++++ Extracted entries

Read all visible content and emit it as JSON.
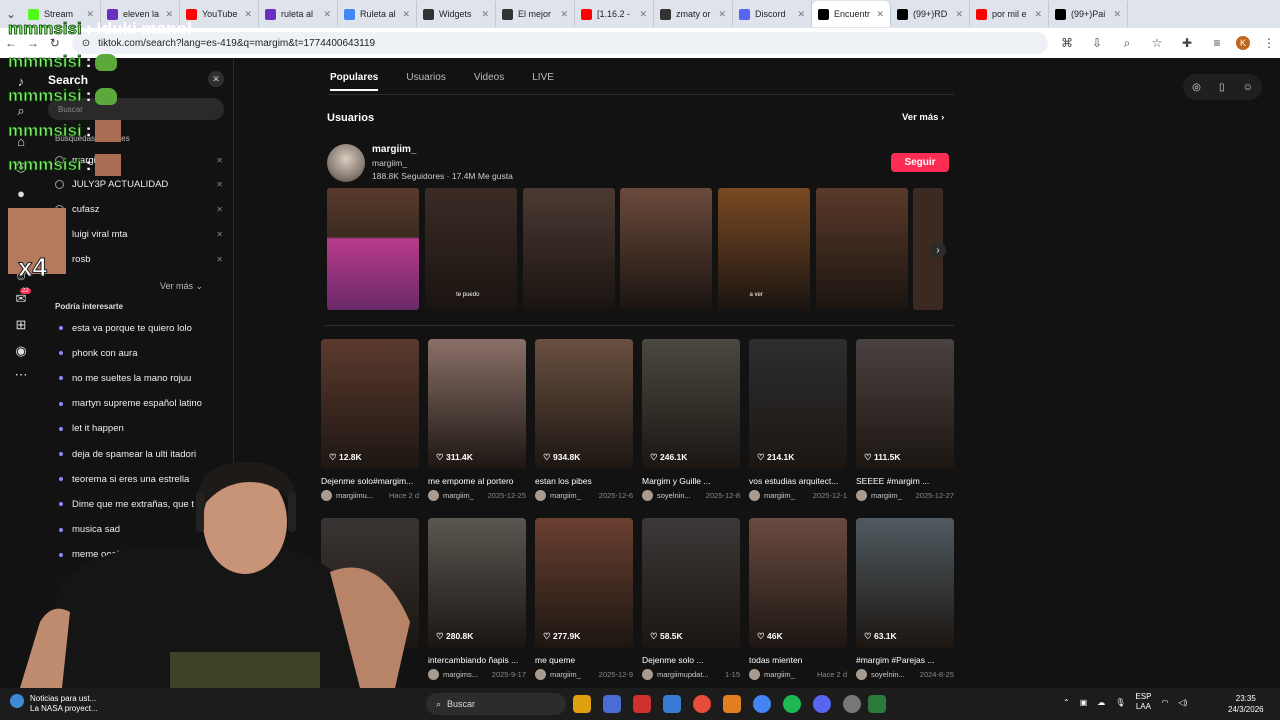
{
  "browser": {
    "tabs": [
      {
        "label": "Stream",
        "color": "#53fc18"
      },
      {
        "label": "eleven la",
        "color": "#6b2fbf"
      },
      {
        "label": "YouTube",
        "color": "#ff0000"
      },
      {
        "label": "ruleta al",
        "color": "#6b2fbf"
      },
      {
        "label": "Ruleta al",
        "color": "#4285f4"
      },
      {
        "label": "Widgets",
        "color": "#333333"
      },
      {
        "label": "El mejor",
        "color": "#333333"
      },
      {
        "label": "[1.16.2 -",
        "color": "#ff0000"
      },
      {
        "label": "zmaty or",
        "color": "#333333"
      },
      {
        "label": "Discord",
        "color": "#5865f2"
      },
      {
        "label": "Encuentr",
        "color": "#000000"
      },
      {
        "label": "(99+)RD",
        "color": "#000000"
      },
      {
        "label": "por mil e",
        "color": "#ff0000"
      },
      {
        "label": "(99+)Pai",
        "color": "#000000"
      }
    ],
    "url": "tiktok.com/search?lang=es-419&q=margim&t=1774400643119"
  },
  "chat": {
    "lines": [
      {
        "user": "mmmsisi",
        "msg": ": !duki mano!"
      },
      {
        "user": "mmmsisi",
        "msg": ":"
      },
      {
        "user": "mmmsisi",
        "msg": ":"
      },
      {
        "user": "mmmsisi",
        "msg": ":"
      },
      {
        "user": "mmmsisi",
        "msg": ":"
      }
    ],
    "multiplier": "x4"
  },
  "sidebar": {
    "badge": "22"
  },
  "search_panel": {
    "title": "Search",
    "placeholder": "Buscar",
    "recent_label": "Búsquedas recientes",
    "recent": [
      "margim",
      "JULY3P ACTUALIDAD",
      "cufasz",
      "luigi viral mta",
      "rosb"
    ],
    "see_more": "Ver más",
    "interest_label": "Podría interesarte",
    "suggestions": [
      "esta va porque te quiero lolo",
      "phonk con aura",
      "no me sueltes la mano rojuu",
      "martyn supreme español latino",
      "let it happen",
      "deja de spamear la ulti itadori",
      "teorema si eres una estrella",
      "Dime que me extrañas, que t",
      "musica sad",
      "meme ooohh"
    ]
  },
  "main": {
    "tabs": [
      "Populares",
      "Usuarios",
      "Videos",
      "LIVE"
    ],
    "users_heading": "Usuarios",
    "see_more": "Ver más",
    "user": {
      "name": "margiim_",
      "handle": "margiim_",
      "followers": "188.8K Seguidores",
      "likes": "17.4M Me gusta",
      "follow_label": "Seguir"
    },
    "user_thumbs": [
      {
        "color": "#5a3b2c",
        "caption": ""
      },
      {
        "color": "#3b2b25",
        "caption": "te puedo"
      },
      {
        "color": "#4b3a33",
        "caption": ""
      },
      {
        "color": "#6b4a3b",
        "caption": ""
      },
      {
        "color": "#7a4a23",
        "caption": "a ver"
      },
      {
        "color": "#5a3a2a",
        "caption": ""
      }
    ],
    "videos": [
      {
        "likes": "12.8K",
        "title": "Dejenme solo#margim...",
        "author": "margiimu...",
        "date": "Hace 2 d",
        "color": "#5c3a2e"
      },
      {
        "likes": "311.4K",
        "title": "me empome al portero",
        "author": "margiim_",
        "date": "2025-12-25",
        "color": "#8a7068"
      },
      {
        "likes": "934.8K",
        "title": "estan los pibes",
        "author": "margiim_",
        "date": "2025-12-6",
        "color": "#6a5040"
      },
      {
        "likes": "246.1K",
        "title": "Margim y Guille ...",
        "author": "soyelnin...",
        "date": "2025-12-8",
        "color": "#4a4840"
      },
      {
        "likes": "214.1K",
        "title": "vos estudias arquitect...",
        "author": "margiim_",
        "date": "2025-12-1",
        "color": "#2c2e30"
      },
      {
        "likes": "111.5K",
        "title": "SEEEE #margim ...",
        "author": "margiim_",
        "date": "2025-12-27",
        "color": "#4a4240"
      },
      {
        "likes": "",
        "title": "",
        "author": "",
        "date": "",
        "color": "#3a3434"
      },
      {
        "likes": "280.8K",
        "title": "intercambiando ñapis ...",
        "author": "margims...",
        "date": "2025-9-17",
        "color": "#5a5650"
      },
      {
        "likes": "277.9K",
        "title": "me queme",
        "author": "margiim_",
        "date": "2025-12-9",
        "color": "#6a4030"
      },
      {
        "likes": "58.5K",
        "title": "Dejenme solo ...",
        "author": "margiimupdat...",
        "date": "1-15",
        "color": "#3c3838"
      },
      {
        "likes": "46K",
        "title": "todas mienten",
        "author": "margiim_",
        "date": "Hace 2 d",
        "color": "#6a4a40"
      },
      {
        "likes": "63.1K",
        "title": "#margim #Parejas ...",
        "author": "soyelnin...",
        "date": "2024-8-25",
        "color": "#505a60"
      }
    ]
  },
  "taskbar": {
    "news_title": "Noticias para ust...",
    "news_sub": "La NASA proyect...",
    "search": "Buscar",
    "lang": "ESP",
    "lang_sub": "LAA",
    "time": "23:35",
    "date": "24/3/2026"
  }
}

++++++++
++++ Extracted entries

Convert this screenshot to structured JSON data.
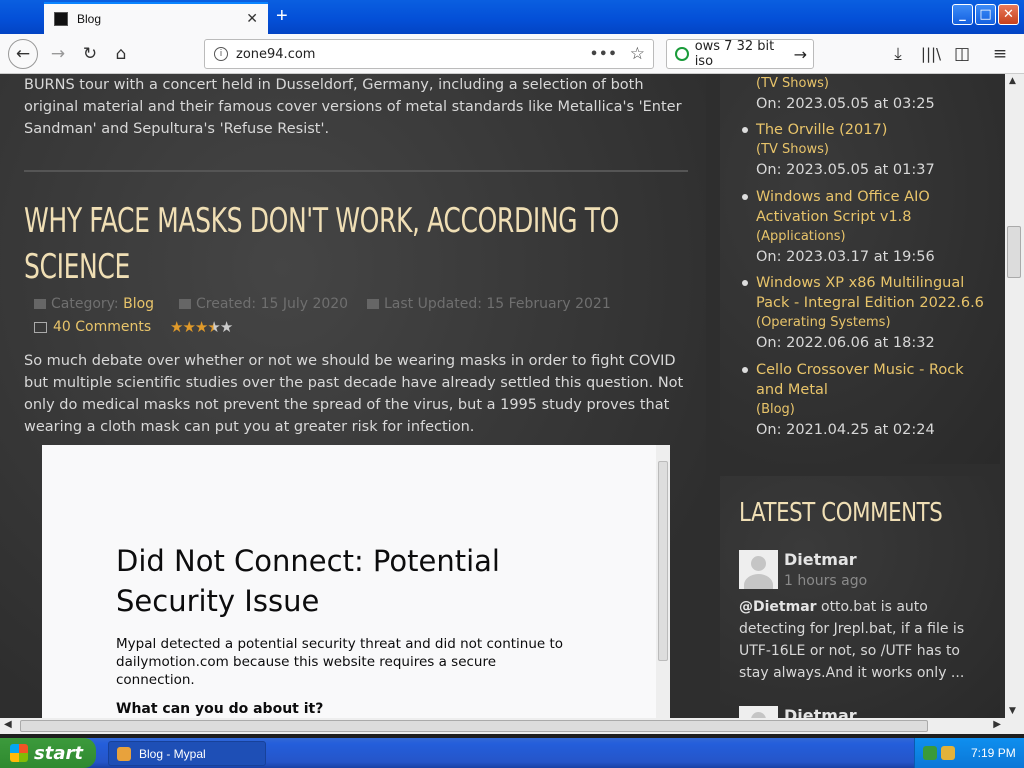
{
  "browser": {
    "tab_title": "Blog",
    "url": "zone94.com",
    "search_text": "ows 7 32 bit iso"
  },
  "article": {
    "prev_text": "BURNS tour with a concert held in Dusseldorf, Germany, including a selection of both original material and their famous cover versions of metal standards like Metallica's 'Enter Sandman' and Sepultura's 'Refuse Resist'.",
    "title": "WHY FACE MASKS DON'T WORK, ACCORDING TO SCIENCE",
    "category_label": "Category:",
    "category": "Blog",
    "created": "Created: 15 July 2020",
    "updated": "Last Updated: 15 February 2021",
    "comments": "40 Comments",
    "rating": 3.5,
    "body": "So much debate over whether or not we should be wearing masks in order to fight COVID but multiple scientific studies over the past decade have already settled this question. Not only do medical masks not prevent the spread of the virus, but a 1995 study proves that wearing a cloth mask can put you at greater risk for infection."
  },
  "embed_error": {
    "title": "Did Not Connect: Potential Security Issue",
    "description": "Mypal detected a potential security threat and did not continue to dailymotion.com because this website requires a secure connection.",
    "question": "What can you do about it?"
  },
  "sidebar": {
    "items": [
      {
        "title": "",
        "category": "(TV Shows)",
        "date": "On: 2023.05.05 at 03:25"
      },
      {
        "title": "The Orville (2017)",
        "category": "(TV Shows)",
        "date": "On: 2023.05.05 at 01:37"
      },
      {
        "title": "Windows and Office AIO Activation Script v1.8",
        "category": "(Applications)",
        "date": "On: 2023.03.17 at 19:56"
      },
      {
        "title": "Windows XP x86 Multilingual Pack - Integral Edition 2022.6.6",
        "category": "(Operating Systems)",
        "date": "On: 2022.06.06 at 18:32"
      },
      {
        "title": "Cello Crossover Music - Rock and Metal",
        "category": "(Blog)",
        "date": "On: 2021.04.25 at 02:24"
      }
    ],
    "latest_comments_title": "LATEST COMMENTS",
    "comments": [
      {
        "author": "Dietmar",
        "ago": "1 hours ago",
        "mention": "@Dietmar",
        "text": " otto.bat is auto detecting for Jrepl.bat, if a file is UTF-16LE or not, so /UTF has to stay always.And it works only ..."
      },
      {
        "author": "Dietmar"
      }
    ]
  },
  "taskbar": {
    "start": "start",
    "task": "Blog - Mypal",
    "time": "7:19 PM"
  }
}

++++++++
++++ Extracted entries

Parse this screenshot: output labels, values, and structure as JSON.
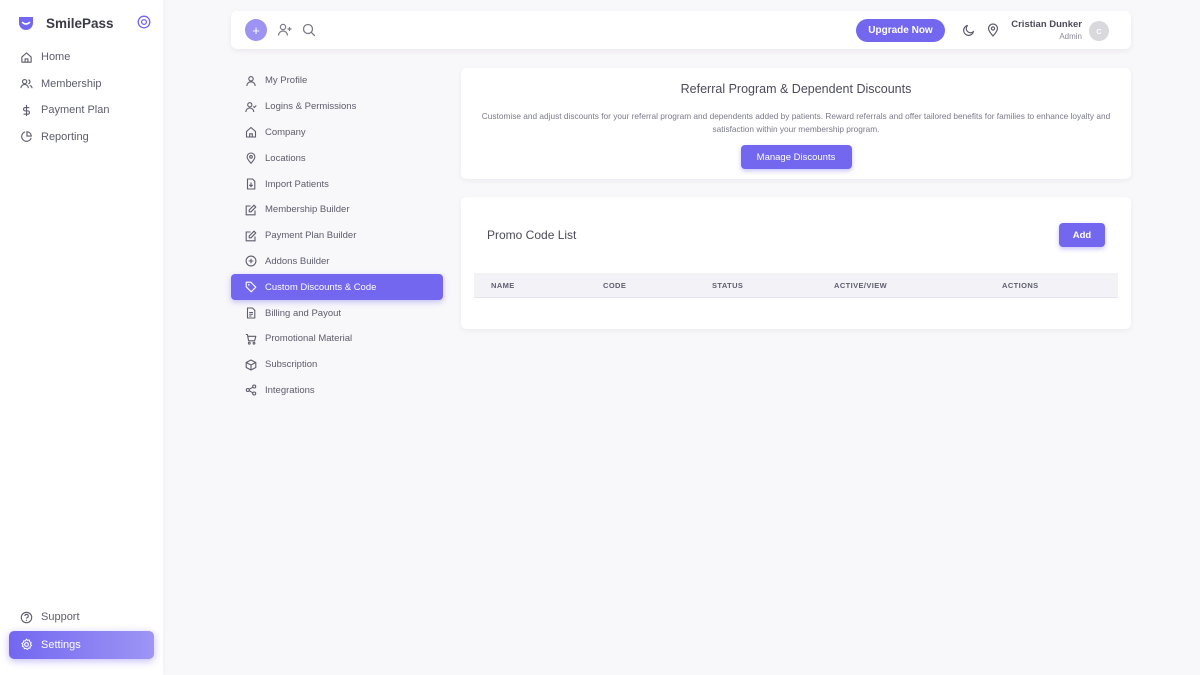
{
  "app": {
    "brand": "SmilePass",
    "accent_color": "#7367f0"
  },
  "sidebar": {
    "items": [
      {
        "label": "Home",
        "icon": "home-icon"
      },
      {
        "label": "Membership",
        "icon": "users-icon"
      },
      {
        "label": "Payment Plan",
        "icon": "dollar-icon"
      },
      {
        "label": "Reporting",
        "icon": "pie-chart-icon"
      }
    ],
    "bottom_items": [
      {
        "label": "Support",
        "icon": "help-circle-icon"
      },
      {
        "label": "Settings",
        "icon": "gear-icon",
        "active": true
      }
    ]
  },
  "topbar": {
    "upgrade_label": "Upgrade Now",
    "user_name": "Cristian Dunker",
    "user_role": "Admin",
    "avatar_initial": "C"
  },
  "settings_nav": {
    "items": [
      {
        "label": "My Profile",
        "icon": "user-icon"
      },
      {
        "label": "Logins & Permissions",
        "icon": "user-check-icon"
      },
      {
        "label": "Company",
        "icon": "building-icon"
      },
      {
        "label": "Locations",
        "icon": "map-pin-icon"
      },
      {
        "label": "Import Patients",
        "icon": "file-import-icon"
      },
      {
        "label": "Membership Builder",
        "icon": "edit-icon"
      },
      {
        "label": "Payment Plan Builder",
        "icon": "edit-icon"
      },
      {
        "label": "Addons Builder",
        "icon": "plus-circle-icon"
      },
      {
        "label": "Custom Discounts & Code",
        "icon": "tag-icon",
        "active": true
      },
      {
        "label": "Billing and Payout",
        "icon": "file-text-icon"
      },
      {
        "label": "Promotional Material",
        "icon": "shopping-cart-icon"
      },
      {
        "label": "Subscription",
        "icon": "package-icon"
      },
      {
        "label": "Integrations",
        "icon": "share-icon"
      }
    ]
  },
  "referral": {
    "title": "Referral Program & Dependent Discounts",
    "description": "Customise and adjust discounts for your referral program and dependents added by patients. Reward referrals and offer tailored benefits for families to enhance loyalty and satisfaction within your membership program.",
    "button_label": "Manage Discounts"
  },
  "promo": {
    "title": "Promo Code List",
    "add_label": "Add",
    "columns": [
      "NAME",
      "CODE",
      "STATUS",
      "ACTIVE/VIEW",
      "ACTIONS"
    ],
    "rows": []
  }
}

++++++++

▸ **Aim of the exercise**
Copy every line of the listing where the word "Windows" appears.

▸ **Written response**
        "title": "Windows and Office AIO Activation Script v1.8",
        "title": "Windows XP x86 Multilingual Pack - Integral Edition 2022.6.6",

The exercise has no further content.